**Task to carry out**
What lines of the data hold the string "FunKPoint"? Pull each one out.

**Task input**
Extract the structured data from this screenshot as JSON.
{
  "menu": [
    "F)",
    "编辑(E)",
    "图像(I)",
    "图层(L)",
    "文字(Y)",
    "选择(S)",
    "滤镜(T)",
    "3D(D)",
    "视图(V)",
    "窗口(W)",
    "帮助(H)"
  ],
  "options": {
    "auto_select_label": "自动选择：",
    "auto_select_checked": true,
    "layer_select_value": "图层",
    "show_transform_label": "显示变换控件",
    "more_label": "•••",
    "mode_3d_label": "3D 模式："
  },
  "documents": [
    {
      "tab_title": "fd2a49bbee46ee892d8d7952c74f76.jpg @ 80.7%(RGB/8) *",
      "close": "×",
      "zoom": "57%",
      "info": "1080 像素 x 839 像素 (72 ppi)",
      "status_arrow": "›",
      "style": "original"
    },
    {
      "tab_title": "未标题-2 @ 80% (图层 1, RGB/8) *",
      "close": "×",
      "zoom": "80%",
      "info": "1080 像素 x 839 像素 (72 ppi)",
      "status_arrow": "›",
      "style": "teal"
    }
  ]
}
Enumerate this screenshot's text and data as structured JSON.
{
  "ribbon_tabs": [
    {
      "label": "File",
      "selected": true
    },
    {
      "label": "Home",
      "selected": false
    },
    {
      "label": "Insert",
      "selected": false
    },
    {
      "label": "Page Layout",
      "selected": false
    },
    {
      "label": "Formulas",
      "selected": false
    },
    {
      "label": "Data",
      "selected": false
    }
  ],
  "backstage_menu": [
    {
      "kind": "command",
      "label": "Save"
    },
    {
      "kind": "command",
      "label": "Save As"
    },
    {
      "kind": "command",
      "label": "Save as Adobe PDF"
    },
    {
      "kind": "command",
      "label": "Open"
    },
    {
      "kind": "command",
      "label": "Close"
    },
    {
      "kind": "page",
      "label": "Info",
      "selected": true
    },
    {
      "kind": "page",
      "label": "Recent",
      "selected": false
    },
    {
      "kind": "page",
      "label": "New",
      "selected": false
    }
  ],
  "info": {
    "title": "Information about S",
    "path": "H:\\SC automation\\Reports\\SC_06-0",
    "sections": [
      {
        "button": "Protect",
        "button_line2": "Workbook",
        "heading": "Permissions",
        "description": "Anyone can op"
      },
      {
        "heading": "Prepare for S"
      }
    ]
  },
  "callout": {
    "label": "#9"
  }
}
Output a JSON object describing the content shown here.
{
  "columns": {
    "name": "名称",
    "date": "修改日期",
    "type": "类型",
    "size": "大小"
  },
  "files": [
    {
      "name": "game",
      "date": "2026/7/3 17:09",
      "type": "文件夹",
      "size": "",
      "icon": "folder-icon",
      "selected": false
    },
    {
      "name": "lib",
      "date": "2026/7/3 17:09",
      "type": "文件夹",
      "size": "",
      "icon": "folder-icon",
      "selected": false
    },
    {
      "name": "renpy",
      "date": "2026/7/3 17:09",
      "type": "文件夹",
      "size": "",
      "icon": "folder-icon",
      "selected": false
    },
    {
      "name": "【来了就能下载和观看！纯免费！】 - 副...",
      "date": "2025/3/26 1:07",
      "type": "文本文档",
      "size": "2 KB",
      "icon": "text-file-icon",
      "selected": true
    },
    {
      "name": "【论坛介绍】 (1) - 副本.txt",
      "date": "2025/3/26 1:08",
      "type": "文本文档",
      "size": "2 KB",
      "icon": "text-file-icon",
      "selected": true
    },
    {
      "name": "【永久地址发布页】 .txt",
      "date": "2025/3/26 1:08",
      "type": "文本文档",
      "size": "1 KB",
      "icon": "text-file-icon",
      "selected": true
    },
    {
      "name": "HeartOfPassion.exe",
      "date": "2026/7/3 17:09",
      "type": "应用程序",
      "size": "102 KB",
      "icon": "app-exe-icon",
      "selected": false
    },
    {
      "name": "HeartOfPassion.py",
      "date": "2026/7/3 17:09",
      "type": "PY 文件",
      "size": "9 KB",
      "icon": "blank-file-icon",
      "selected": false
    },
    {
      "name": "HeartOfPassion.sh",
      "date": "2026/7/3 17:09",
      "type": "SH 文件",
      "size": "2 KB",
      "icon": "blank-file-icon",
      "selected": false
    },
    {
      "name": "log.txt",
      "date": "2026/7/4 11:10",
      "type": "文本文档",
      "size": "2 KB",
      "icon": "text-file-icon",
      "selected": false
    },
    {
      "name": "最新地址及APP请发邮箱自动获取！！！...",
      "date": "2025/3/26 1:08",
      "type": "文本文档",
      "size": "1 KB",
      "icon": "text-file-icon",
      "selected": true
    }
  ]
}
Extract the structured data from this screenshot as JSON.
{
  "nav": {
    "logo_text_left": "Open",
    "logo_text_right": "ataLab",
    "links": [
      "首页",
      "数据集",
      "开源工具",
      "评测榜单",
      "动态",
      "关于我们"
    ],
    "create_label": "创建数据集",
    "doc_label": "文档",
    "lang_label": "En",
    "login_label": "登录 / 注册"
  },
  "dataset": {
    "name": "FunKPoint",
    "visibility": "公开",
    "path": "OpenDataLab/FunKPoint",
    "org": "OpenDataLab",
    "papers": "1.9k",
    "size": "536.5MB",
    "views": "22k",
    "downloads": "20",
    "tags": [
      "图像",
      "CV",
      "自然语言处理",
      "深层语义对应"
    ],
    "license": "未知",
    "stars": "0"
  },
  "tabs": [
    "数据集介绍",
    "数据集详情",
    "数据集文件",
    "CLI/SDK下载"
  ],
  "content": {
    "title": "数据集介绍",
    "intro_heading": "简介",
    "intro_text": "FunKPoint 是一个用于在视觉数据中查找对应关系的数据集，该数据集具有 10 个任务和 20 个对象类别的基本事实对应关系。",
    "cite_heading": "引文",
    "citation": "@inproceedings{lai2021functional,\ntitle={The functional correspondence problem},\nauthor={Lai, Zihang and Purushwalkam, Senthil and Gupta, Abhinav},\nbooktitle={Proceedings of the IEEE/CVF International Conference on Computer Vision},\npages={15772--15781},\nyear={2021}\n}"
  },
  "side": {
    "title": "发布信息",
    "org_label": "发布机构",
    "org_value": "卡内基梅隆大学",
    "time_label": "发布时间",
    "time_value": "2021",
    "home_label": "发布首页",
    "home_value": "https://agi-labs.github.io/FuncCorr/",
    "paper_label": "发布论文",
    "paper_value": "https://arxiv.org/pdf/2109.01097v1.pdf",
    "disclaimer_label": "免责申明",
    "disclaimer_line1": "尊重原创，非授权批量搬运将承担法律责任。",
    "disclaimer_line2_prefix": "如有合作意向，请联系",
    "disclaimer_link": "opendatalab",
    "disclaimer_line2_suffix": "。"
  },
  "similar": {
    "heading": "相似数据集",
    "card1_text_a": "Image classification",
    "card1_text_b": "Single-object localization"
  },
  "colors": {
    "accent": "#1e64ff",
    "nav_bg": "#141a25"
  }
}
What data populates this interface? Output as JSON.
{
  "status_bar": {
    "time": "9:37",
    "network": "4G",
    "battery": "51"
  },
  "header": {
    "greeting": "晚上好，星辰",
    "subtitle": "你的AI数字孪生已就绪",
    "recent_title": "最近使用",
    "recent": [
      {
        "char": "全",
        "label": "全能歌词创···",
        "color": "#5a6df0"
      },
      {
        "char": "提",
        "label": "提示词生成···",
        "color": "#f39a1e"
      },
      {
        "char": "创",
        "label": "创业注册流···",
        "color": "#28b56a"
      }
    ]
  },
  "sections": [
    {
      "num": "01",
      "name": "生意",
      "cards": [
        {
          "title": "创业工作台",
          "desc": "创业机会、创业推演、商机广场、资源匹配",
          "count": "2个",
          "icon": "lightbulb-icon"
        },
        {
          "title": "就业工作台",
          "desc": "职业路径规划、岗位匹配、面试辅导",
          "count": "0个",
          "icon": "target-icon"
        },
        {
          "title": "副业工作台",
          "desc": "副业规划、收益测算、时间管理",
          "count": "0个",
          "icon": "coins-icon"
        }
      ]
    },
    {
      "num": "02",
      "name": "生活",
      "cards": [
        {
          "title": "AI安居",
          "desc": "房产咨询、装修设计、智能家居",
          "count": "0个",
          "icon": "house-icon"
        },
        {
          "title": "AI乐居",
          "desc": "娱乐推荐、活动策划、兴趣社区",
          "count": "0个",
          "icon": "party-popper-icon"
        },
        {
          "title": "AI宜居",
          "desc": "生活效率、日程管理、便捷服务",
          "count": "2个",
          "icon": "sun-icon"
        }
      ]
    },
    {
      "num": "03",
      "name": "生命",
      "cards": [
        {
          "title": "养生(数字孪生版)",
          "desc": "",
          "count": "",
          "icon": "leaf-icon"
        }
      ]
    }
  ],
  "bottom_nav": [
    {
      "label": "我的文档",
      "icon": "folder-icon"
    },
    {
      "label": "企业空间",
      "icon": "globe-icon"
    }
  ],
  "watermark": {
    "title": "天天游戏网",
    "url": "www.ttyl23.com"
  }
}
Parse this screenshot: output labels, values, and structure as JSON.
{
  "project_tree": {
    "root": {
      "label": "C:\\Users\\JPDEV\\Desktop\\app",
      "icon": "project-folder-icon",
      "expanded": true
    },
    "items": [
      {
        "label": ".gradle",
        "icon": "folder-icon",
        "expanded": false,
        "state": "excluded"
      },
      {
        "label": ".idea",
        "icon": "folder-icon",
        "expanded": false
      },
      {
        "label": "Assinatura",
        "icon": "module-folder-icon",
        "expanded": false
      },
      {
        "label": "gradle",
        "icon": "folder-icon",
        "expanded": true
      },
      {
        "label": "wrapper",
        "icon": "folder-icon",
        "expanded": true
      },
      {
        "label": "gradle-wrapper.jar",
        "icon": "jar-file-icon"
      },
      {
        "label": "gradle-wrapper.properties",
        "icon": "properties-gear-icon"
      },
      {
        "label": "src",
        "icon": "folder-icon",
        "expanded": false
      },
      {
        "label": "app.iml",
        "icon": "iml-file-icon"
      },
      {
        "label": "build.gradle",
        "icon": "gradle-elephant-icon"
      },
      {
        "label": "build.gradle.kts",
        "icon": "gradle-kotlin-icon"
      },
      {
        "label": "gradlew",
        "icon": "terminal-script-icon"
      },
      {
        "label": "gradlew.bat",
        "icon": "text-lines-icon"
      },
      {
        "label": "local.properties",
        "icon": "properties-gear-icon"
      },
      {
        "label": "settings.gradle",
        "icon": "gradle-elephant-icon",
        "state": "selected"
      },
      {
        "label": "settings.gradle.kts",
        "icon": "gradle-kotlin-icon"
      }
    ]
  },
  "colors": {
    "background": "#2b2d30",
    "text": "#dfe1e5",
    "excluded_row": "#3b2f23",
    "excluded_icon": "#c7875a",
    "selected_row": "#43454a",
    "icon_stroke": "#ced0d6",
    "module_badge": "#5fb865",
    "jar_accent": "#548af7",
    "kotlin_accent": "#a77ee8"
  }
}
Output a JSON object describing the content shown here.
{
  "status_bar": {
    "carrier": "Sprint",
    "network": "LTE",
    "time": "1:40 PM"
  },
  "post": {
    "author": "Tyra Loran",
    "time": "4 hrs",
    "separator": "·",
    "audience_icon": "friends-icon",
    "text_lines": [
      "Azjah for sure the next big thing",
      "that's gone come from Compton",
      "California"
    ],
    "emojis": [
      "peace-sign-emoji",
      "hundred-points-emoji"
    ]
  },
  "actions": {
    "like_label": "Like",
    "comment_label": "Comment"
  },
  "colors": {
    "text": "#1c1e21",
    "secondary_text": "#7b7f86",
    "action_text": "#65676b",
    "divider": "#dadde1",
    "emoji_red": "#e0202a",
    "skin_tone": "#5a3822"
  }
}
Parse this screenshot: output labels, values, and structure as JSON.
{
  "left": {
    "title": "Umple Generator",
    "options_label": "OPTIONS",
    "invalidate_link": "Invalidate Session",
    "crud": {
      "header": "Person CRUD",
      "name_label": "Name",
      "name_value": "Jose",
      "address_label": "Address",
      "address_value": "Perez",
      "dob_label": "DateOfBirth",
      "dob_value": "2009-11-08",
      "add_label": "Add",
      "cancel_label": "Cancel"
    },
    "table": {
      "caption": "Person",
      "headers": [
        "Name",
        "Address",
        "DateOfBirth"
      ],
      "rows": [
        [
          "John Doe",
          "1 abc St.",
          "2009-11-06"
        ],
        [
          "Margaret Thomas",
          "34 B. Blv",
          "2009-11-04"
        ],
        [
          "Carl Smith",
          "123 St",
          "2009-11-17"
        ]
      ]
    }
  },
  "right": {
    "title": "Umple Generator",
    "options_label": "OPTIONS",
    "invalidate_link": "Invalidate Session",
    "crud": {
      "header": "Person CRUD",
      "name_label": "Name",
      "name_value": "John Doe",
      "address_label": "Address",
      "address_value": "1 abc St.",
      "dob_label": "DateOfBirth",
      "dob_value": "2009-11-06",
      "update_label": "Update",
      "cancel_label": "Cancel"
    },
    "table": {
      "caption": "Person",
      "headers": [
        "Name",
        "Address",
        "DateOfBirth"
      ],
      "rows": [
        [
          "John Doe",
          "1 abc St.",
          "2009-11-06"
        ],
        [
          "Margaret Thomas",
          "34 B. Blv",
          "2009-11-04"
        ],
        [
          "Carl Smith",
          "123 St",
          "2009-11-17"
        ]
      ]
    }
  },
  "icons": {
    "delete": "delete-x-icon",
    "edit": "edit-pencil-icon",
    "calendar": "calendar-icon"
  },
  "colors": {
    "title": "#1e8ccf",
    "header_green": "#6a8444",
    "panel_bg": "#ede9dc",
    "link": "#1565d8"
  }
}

**Answer to this exercise**
    "name": "FunKPoint",
    "path": "OpenDataLab/FunKPoint",
    "intro_text": "FunKPoint 是一个用于在视觉数据中查找对应关系的数据集，该数据集具有 10 个任务和 20 个对象类别的基本事实对应关系。",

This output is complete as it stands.